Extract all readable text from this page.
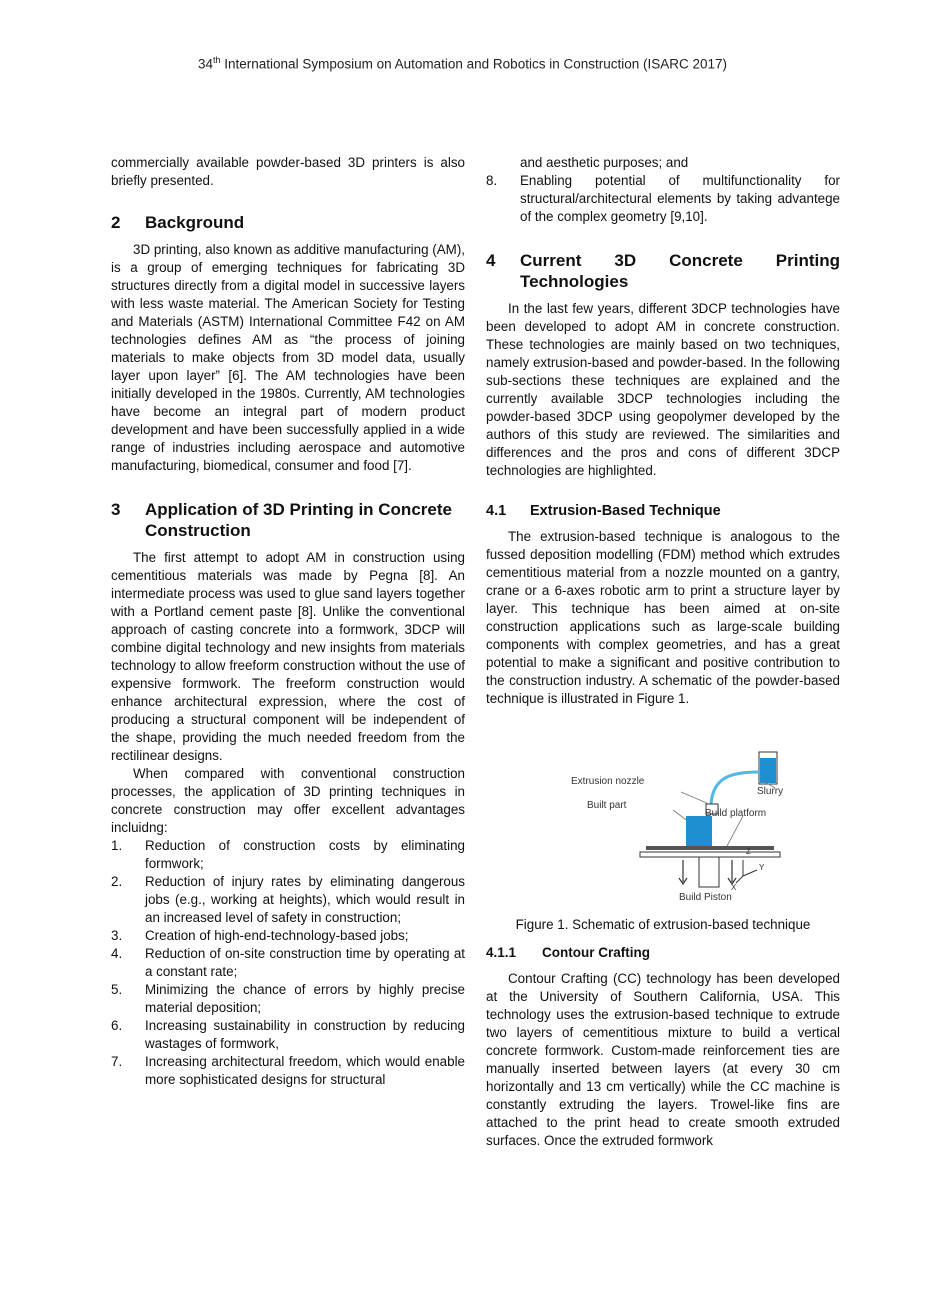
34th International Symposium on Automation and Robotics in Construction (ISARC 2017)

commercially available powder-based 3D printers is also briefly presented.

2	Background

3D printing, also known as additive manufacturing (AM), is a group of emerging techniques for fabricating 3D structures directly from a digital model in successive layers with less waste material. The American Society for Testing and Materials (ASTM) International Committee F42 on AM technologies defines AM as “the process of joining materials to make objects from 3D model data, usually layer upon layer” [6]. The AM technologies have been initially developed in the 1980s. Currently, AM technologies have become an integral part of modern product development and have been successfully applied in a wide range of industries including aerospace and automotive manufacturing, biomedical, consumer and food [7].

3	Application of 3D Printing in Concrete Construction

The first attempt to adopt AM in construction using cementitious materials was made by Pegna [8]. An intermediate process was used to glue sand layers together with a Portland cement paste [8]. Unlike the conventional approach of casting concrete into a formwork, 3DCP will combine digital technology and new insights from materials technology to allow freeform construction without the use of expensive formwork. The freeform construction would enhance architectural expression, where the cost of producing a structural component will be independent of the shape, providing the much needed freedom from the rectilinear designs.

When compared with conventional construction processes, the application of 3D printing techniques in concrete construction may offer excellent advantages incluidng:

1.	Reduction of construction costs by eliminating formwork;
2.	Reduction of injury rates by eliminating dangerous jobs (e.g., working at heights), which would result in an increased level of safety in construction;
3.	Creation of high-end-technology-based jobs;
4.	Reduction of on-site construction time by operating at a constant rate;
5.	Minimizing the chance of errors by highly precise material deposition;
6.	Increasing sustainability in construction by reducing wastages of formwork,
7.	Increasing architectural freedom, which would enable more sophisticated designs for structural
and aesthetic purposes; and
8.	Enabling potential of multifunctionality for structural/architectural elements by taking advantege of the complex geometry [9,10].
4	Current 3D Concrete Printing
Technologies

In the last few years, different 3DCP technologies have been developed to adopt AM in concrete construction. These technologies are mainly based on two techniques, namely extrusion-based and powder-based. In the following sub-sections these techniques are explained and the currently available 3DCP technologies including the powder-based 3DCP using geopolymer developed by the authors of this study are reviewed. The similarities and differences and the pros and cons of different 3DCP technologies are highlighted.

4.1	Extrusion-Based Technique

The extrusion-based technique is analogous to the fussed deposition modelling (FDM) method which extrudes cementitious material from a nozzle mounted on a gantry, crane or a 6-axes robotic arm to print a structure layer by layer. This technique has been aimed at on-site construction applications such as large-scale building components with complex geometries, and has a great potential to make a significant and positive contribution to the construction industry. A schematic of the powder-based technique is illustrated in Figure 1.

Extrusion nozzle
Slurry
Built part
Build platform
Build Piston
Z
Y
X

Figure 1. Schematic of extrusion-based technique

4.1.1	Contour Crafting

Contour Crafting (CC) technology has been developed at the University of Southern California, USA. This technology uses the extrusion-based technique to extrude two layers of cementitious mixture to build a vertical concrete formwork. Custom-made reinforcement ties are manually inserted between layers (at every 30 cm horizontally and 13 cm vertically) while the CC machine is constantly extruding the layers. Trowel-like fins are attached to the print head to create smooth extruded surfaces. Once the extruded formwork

Exercise aim:
All records should be output exactly, with the pictures left out.

Correct response:
Extract all readable text from this page.
34th International Symposium on Automation and Robotics in Construction (ISARC 2017)

commercially available powder-based 3D printers is also briefly presented.

2	Background

3D printing, also known as additive manufacturing (AM), is a group of emerging techniques for fabricating 3D structures directly from a digital model in successive layers with less waste material. The American Society for Testing and Materials (ASTM) International Committee F42 on AM technologies defines AM as “the process of joining materials to make objects from 3D model data, usually layer upon layer” [6]. The AM technologies have been initially developed in the 1980s. Currently, AM technologies have become an integral part of modern product development and have been successfully applied in a wide range of industries including aerospace and automotive manufacturing, biomedical, consumer and food [7].

3	Application of 3D Printing in Concrete Construction

The first attempt to adopt AM in construction using cementitious materials was made by Pegna [8]. An intermediate process was used to glue sand layers together with a Portland cement paste [8]. Unlike the conventional approach of casting concrete into a formwork, 3DCP will combine digital technology and new insights from materials technology to allow freeform construction without the use of expensive formwork. The freeform construction would enhance architectural expression, where the cost of producing a structural component will be independent of the shape, providing the much needed freedom from the rectilinear designs.

When compared with conventional construction processes, the application of 3D printing techniques in concrete construction may offer excellent advantages incluidng:

1.	Reduction of construction costs by eliminating formwork;
2.	Reduction of injury rates by eliminating dangerous jobs (e.g., working at heights), which would result in an increased level of safety in construction;
3.	Creation of high-end-technology-based jobs;
4.	Reduction of on-site construction time by operating at a constant rate;
5.	Minimizing the chance of errors by highly precise material deposition;
6.	Increasing sustainability in construction by reducing wastages of formwork,
7.	Increasing architectural freedom, which would enable more sophisticated designs for structural
and aesthetic purposes; and
8.	Enabling potential of multifunctionality for structural/architectural elements by taking advantege of the complex geometry [9,10].
4	Current 3D Concrete Printing
Technologies

In the last few years, different 3DCP technologies have been developed to adopt AM in concrete construction. These technologies are mainly based on two techniques, namely extrusion-based and powder-based. In the following sub-sections these techniques are explained and the currently available 3DCP technologies including the powder-based 3DCP using geopolymer developed by the authors of this study are reviewed. The similarities and differences and the pros and cons of different 3DCP technologies are highlighted.

4.1	Extrusion-Based Technique

The extrusion-based technique is analogous to the fussed deposition modelling (FDM) method which extrudes cementitious material from a nozzle mounted on a gantry, crane or a 6-axes robotic arm to print a structure layer by layer. This technique has been aimed at on-site construction applications such as large-scale building components with complex geometries, and has a great potential to make a significant and positive contribution to the construction industry. A schematic of the powder-based technique is illustrated in Figure 1.

Extrusion nozzle
Slurry
Built part
Build platform
Build Piston
Z
Y
X

Figure 1. Schematic of extrusion-based technique

4.1.1	Contour Crafting

Contour Crafting (CC) technology has been developed at the University of Southern California, USA. This technology uses the extrusion-based technique to extrude two layers of cementitious mixture to build a vertical concrete formwork. Custom-made reinforcement ties are manually inserted between layers (at every 30 cm horizontally and 13 cm vertically) while the CC machine is constantly extruding the layers. Trowel-like fins are attached to the print head to create smooth extruded surfaces. Once the extruded formwork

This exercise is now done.